(A run of records)
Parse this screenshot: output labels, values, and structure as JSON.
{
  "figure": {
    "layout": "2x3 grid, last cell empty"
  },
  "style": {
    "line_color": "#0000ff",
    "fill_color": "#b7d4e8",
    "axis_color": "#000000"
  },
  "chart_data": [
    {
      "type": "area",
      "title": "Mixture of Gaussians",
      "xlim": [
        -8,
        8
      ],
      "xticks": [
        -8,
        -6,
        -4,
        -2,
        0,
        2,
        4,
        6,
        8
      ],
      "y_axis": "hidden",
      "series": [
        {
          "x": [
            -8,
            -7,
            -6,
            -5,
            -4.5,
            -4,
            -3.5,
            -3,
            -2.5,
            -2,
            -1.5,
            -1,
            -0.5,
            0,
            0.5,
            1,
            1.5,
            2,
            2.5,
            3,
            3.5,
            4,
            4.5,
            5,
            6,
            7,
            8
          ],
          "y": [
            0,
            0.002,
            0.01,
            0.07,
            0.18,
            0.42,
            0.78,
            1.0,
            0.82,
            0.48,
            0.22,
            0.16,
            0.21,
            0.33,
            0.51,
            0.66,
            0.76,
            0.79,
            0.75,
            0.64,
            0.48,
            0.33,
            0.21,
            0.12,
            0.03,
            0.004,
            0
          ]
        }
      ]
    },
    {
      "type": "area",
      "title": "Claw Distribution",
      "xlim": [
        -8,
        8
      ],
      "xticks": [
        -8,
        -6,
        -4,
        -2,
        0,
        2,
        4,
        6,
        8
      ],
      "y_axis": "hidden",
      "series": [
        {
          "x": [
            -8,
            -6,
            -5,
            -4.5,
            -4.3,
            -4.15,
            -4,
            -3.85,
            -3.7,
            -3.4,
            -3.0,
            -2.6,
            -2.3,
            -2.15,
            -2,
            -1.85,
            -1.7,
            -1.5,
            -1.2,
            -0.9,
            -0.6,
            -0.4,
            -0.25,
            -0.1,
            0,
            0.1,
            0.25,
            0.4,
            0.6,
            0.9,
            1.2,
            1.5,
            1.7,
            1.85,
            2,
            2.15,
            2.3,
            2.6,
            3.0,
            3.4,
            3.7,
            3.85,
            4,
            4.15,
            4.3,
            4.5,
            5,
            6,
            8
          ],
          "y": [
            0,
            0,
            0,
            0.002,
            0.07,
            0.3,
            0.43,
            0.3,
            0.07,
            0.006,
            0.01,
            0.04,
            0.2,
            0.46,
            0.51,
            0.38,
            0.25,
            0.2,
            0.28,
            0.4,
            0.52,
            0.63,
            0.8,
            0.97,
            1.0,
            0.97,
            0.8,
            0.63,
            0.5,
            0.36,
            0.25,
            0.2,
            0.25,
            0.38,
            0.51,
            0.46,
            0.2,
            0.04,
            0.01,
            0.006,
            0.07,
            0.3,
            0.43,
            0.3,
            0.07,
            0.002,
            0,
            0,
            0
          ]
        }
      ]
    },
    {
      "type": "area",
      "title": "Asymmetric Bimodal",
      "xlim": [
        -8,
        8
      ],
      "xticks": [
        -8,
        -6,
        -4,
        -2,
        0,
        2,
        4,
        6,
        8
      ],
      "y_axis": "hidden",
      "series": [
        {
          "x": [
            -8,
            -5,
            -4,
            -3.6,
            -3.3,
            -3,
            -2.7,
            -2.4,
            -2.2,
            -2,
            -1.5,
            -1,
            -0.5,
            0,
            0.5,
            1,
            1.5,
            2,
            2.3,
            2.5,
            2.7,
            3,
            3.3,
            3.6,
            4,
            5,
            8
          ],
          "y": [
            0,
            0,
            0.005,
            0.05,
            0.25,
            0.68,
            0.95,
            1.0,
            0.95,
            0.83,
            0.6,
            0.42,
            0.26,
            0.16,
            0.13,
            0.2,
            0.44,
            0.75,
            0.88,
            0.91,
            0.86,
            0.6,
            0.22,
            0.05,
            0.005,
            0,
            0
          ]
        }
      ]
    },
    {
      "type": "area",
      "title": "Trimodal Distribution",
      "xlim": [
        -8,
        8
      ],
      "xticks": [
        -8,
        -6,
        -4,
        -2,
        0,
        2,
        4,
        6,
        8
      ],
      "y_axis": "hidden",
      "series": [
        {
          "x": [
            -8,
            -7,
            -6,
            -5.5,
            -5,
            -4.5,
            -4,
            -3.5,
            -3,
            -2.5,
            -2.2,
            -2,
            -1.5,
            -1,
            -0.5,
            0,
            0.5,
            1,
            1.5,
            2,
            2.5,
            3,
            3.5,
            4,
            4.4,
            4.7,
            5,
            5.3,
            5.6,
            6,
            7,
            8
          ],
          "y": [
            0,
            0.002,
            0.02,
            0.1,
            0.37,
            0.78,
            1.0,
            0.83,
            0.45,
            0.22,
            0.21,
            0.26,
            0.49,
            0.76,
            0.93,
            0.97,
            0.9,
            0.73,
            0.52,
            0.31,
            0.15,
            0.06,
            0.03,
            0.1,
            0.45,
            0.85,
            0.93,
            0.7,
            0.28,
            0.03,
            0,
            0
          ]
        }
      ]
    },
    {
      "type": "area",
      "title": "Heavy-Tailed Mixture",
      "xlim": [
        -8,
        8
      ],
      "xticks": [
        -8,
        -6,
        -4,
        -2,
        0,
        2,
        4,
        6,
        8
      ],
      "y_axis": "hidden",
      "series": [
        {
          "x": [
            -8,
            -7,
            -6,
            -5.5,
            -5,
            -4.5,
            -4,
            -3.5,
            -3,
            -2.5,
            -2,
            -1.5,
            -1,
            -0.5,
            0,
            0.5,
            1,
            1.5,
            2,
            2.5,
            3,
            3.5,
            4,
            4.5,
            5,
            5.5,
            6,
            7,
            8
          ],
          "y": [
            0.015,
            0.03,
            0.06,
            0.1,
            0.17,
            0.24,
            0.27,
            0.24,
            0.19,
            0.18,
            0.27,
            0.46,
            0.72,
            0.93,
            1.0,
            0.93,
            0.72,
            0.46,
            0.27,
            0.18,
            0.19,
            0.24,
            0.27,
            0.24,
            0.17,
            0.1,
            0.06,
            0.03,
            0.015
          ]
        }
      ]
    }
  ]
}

What you have to do =
Every entry in the listing must be retyped exactly.

Output =
Parse this screenshot: output labels, values, and structure as JSON.
{
  "figure": {
    "layout": "2x3 grid, last cell empty"
  },
  "style": {
    "line_color": "#0000ff",
    "fill_color": "#b7d4e8",
    "axis_color": "#000000"
  },
  "chart_data": [
    {
      "type": "area",
      "title": "Mixture of Gaussians",
      "xlim": [
        -8,
        8
      ],
      "xticks": [
        -8,
        -6,
        -4,
        -2,
        0,
        2,
        4,
        6,
        8
      ],
      "y_axis": "hidden",
      "series": [
        {
          "x": [
            -8,
            -7,
            -6,
            -5,
            -4.5,
            -4,
            -3.5,
            -3,
            -2.5,
            -2,
            -1.5,
            -1,
            -0.5,
            0,
            0.5,
            1,
            1.5,
            2,
            2.5,
            3,
            3.5,
            4,
            4.5,
            5,
            6,
            7,
            8
          ],
          "y": [
            0,
            0.002,
            0.01,
            0.07,
            0.18,
            0.42,
            0.78,
            1.0,
            0.82,
            0.48,
            0.22,
            0.16,
            0.21,
            0.33,
            0.51,
            0.66,
            0.76,
            0.79,
            0.75,
            0.64,
            0.48,
            0.33,
            0.21,
            0.12,
            0.03,
            0.004,
            0
          ]
        }
      ]
    },
    {
      "type": "area",
      "title": "Claw Distribution",
      "xlim": [
        -8,
        8
      ],
      "xticks": [
        -8,
        -6,
        -4,
        -2,
        0,
        2,
        4,
        6,
        8
      ],
      "y_axis": "hidden",
      "series": [
        {
          "x": [
            -8,
            -6,
            -5,
            -4.5,
            -4.3,
            -4.15,
            -4,
            -3.85,
            -3.7,
            -3.4,
            -3.0,
            -2.6,
            -2.3,
            -2.15,
            -2,
            -1.85,
            -1.7,
            -1.5,
            -1.2,
            -0.9,
            -0.6,
            -0.4,
            -0.25,
            -0.1,
            0,
            0.1,
            0.25,
            0.4,
            0.6,
            0.9,
            1.2,
            1.5,
            1.7,
            1.85,
            2,
            2.15,
            2.3,
            2.6,
            3.0,
            3.4,
            3.7,
            3.85,
            4,
            4.15,
            4.3,
            4.5,
            5,
            6,
            8
          ],
          "y": [
            0,
            0,
            0,
            0.002,
            0.07,
            0.3,
            0.43,
            0.3,
            0.07,
            0.006,
            0.01,
            0.04,
            0.2,
            0.46,
            0.51,
            0.38,
            0.25,
            0.2,
            0.28,
            0.4,
            0.52,
            0.63,
            0.8,
            0.97,
            1.0,
            0.97,
            0.8,
            0.63,
            0.5,
            0.36,
            0.25,
            0.2,
            0.25,
            0.38,
            0.51,
            0.46,
            0.2,
            0.04,
            0.01,
            0.006,
            0.07,
            0.3,
            0.43,
            0.3,
            0.07,
            0.002,
            0,
            0,
            0
          ]
        }
      ]
    },
    {
      "type": "area",
      "title": "Asymmetric Bimodal",
      "xlim": [
        -8,
        8
      ],
      "xticks": [
        -8,
        -6,
        -4,
        -2,
        0,
        2,
        4,
        6,
        8
      ],
      "y_axis": "hidden",
      "series": [
        {
          "x": [
            -8,
            -5,
            -4,
            -3.6,
            -3.3,
            -3,
            -2.7,
            -2.4,
            -2.2,
            -2,
            -1.5,
            -1,
            -0.5,
            0,
            0.5,
            1,
            1.5,
            2,
            2.3,
            2.5,
            2.7,
            3,
            3.3,
            3.6,
            4,
            5,
            8
          ],
          "y": [
            0,
            0,
            0.005,
            0.05,
            0.25,
            0.68,
            0.95,
            1.0,
            0.95,
            0.83,
            0.6,
            0.42,
            0.26,
            0.16,
            0.13,
            0.2,
            0.44,
            0.75,
            0.88,
            0.91,
            0.86,
            0.6,
            0.22,
            0.05,
            0.005,
            0,
            0
          ]
        }
      ]
    },
    {
      "type": "area",
      "title": "Trimodal Distribution",
      "xlim": [
        -8,
        8
      ],
      "xticks": [
        -8,
        -6,
        -4,
        -2,
        0,
        2,
        4,
        6,
        8
      ],
      "y_axis": "hidden",
      "series": [
        {
          "x": [
            -8,
            -7,
            -6,
            -5.5,
            -5,
            -4.5,
            -4,
            -3.5,
            -3,
            -2.5,
            -2.2,
            -2,
            -1.5,
            -1,
            -0.5,
            0,
            0.5,
            1,
            1.5,
            2,
            2.5,
            3,
            3.5,
            4,
            4.4,
            4.7,
            5,
            5.3,
            5.6,
            6,
            7,
            8
          ],
          "y": [
            0,
            0.002,
            0.02,
            0.1,
            0.37,
            0.78,
            1.0,
            0.83,
            0.45,
            0.22,
            0.21,
            0.26,
            0.49,
            0.76,
            0.93,
            0.97,
            0.9,
            0.73,
            0.52,
            0.31,
            0.15,
            0.06,
            0.03,
            0.1,
            0.45,
            0.85,
            0.93,
            0.7,
            0.28,
            0.03,
            0,
            0
          ]
        }
      ]
    },
    {
      "type": "area",
      "title": "Heavy-Tailed Mixture",
      "xlim": [
        -8,
        8
      ],
      "xticks": [
        -8,
        -6,
        -4,
        -2,
        0,
        2,
        4,
        6,
        8
      ],
      "y_axis": "hidden",
      "series": [
        {
          "x": [
            -8,
            -7,
            -6,
            -5.5,
            -5,
            -4.5,
            -4,
            -3.5,
            -3,
            -2.5,
            -2,
            -1.5,
            -1,
            -0.5,
            0,
            0.5,
            1,
            1.5,
            2,
            2.5,
            3,
            3.5,
            4,
            4.5,
            5,
            5.5,
            6,
            7,
            8
          ],
          "y": [
            0.015,
            0.03,
            0.06,
            0.1,
            0.17,
            0.24,
            0.27,
            0.24,
            0.19,
            0.18,
            0.27,
            0.46,
            0.72,
            0.93,
            1.0,
            0.93,
            0.72,
            0.46,
            0.27,
            0.18,
            0.19,
            0.24,
            0.27,
            0.24,
            0.17,
            0.1,
            0.06,
            0.03,
            0.015
          ]
        }
      ]
    }
  ]
}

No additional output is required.